• DIRECTIVE: Repeat the material exactly, leaving nothing out.
+++ EXTRACTED ENTRIES
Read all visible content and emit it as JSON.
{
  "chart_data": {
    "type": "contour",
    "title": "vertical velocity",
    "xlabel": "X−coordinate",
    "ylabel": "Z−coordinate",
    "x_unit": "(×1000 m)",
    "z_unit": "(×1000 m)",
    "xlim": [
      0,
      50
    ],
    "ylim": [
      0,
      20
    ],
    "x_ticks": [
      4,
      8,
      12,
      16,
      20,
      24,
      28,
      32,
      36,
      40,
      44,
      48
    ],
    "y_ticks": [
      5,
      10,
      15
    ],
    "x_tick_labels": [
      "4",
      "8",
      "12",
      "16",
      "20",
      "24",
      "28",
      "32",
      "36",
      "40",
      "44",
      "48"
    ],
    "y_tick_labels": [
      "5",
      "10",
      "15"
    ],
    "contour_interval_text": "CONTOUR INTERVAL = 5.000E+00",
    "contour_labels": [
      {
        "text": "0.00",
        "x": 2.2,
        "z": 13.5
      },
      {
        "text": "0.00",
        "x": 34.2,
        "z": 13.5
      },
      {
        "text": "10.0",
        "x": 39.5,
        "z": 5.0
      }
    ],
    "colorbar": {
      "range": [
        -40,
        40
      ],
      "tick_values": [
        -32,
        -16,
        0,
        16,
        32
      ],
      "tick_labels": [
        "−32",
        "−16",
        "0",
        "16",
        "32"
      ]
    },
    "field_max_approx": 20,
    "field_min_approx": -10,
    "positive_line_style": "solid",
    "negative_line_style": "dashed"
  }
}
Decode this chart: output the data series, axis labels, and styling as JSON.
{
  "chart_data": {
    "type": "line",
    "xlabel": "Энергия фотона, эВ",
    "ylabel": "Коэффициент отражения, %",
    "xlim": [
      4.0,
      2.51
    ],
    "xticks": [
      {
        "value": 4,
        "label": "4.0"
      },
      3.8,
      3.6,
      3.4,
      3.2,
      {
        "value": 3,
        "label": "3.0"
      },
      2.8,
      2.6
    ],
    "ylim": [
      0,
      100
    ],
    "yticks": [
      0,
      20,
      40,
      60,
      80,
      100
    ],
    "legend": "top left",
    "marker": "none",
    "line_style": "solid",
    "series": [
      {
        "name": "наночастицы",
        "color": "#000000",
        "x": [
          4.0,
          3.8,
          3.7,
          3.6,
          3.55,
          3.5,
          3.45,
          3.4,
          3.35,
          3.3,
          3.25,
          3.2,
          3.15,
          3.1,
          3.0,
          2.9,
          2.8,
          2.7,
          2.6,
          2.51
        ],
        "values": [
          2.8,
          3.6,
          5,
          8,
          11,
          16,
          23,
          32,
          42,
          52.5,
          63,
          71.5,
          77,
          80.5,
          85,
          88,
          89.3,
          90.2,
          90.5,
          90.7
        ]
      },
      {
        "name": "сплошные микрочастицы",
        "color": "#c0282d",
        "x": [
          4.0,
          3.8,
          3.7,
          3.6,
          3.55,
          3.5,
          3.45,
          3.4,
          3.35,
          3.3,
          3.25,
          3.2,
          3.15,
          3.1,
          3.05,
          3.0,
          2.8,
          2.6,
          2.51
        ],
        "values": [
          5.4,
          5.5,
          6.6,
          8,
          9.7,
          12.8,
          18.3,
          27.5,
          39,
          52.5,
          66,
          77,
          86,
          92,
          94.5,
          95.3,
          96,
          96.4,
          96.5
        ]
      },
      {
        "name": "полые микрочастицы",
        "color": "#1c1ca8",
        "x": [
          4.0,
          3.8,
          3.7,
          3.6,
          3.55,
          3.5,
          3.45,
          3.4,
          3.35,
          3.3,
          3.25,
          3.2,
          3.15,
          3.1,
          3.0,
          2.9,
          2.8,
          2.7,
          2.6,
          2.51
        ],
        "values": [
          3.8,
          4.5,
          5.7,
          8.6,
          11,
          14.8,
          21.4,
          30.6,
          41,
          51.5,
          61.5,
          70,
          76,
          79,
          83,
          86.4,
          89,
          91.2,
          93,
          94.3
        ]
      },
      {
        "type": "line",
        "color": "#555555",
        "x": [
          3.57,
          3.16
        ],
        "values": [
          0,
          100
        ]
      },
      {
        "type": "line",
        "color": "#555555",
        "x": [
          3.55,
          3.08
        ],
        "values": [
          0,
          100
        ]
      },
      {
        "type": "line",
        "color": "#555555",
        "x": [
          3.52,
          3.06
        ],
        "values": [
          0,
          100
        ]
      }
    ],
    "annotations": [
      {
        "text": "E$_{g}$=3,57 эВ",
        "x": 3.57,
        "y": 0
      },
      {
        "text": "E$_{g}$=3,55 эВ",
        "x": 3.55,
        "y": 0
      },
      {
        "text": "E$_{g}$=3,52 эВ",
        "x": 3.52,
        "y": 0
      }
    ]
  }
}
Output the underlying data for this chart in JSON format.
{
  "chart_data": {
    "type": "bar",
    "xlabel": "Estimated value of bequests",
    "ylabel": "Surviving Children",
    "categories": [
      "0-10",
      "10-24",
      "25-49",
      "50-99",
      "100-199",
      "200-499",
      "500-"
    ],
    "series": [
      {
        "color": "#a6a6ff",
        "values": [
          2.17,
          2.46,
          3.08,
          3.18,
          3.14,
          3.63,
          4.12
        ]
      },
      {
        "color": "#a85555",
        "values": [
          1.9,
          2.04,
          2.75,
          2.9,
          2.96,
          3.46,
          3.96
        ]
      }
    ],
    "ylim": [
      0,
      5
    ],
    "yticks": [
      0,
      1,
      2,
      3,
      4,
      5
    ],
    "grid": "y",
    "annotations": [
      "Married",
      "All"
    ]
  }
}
++++++
• WRITTEN SOLUTION:
Read all visible content and emit it as JSON.
{
  "chart_data": {
    "type": "contour",
    "title": "vertical velocity",
    "xlabel": "X−coordinate",
    "ylabel": "Z−coordinate",
    "x_unit": "(×1000 m)",
    "z_unit": "(×1000 m)",
    "xlim": [
      0,
      50
    ],
    "ylim": [
      0,
      20
    ],
    "x_ticks": [
      4,
      8,
      12,
      16,
      20,
      24,
      28,
      32,
      36,
      40,
      44,
      48
    ],
    "y_ticks": [
      5,
      10,
      15
    ],
    "x_tick_labels": [
      "4",
      "8",
      "12",
      "16",
      "20",
      "24",
      "28",
      "32",
      "36",
      "40",
      "44",
      "48"
    ],
    "y_tick_labels": [
      "5",
      "10",
      "15"
    ],
    "contour_interval_text": "CONTOUR INTERVAL = 5.000E+00",
    "contour_labels": [
      {
        "text": "0.00",
        "x": 2.2,
        "z": 13.5
      },
      {
        "text": "0.00",
        "x": 34.2,
        "z": 13.5
      },
      {
        "text": "10.0",
        "x": 39.5,
        "z": 5.0
      }
    ],
    "colorbar": {
      "range": [
        -40,
        40
      ],
      "tick_values": [
        -32,
        -16,
        0,
        16,
        32
      ],
      "tick_labels": [
        "−32",
        "−16",
        "0",
        "16",
        "32"
      ]
    },
    "field_max_approx": 20,
    "field_min_approx": -10,
    "positive_line_style": "solid",
    "negative_line_style": "dashed"
  }
}
Decode this chart: output the data series, axis labels, and styling as JSON.
{
  "chart_data": {
    "type": "line",
    "xlabel": "Энергия фотона, эВ",
    "ylabel": "Коэффициент отражения, %",
    "xlim": [
      4.0,
      2.51
    ],
    "xticks": [
      {
        "value": 4,
        "label": "4.0"
      },
      3.8,
      3.6,
      3.4,
      3.2,
      {
        "value": 3,
        "label": "3.0"
      },
      2.8,
      2.6
    ],
    "ylim": [
      0,
      100
    ],
    "yticks": [
      0,
      20,
      40,
      60,
      80,
      100
    ],
    "legend": "top left",
    "marker": "none",
    "line_style": "solid",
    "series": [
      {
        "name": "наночастицы",
        "color": "#000000",
        "x": [
          4.0,
          3.8,
          3.7,
          3.6,
          3.55,
          3.5,
          3.45,
          3.4,
          3.35,
          3.3,
          3.25,
          3.2,
          3.15,
          3.1,
          3.0,
          2.9,
          2.8,
          2.7,
          2.6,
          2.51
        ],
        "values": [
          2.8,
          3.6,
          5,
          8,
          11,
          16,
          23,
          32,
          42,
          52.5,
          63,
          71.5,
          77,
          80.5,
          85,
          88,
          89.3,
          90.2,
          90.5,
          90.7
        ]
      },
      {
        "name": "сплошные микрочастицы",
        "color": "#c0282d",
        "x": [
          4.0,
          3.8,
          3.7,
          3.6,
          3.55,
          3.5,
          3.45,
          3.4,
          3.35,
          3.3,
          3.25,
          3.2,
          3.15,
          3.1,
          3.05,
          3.0,
          2.8,
          2.6,
          2.51
        ],
        "values": [
          5.4,
          5.5,
          6.6,
          8,
          9.7,
          12.8,
          18.3,
          27.5,
          39,
          52.5,
          66,
          77,
          86,
          92,
          94.5,
          95.3,
          96,
          96.4,
          96.5
        ]
      },
      {
        "name": "полые микрочастицы",
        "color": "#1c1ca8",
        "x": [
          4.0,
          3.8,
          3.7,
          3.6,
          3.55,
          3.5,
          3.45,
          3.4,
          3.35,
          3.3,
          3.25,
          3.2,
          3.15,
          3.1,
          3.0,
          2.9,
          2.8,
          2.7,
          2.6,
          2.51
        ],
        "values": [
          3.8,
          4.5,
          5.7,
          8.6,
          11,
          14.8,
          21.4,
          30.6,
          41,
          51.5,
          61.5,
          70,
          76,
          79,
          83,
          86.4,
          89,
          91.2,
          93,
          94.3
        ]
      },
      {
        "type": "line",
        "color": "#555555",
        "x": [
          3.57,
          3.16
        ],
        "values": [
          0,
          100
        ]
      },
      {
        "type": "line",
        "color": "#555555",
        "x": [
          3.55,
          3.08
        ],
        "values": [
          0,
          100
        ]
      },
      {
        "type": "line",
        "color": "#555555",
        "x": [
          3.52,
          3.06
        ],
        "values": [
          0,
          100
        ]
      }
    ],
    "annotations": [
      {
        "text": "E$_{g}$=3,57 эВ",
        "x": 3.57,
        "y": 0
      },
      {
        "text": "E$_{g}$=3,55 эВ",
        "x": 3.55,
        "y": 0
      },
      {
        "text": "E$_{g}$=3,52 эВ",
        "x": 3.52,
        "y": 0
      }
    ]
  }
}
Output the underlying data for this chart in JSON format.
{
  "chart_data": {
    "type": "bar",
    "xlabel": "Estimated value of bequests",
    "ylabel": "Surviving Children",
    "categories": [
      "0-10",
      "10-24",
      "25-49",
      "50-99",
      "100-199",
      "200-499",
      "500-"
    ],
    "series": [
      {
        "color": "#a6a6ff",
        "values": [
          2.17,
          2.46,
          3.08,
          3.18,
          3.14,
          3.63,
          4.12
        ]
      },
      {
        "color": "#a85555",
        "values": [
          1.9,
          2.04,
          2.75,
          2.9,
          2.96,
          3.46,
          3.96
        ]
      }
    ],
    "ylim": [
      0,
      5
    ],
    "yticks": [
      0,
      1,
      2,
      3,
      4,
      5
    ],
    "grid": "y",
    "annotations": [
      "Married",
      "All"
    ]
  }
}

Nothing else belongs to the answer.